Stored dataset items
** Begin **

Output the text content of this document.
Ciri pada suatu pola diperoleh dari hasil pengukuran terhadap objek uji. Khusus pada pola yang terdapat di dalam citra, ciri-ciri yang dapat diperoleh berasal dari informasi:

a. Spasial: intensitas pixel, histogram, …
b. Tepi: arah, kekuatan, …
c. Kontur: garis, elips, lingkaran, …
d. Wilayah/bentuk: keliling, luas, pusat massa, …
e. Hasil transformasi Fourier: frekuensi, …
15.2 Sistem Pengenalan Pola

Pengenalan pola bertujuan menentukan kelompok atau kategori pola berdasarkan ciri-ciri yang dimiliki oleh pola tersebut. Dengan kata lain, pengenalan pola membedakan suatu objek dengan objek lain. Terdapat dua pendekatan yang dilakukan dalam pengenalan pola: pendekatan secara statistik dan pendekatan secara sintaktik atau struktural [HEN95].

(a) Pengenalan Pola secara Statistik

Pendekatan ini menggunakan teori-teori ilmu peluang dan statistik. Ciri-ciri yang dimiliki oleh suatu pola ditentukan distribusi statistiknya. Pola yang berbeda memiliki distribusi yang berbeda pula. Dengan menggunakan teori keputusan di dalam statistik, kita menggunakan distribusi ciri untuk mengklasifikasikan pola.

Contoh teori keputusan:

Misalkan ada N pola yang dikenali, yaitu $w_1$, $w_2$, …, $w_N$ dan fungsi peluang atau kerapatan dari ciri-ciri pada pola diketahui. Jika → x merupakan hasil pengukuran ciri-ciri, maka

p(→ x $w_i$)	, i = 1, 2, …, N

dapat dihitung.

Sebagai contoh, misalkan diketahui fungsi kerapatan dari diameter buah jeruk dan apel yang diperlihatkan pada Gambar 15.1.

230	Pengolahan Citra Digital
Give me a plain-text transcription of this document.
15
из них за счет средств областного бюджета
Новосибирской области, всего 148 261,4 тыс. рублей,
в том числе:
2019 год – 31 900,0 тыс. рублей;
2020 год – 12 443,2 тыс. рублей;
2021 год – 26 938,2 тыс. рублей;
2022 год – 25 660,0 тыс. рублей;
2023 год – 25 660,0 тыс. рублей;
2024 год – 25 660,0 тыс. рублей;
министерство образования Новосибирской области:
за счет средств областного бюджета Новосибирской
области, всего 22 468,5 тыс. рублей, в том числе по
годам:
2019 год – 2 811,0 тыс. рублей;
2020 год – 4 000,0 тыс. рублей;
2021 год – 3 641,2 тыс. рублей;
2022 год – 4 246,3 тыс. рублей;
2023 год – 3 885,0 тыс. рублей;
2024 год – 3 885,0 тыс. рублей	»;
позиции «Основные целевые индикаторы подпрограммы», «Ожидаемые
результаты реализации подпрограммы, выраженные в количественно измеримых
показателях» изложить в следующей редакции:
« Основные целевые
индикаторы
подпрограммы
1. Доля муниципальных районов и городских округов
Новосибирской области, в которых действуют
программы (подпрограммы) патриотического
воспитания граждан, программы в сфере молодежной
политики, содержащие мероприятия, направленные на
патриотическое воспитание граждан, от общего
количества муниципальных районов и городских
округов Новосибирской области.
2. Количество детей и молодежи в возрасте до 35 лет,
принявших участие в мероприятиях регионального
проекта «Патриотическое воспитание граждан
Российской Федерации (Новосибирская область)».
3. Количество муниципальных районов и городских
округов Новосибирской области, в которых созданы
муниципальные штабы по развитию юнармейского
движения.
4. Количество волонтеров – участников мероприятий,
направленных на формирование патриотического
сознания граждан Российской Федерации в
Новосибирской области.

** End **

*What the task requires*: Among the lines of the data above, determine how many contain the word "городских". Report the number alone.

*Solution to this problem*: 3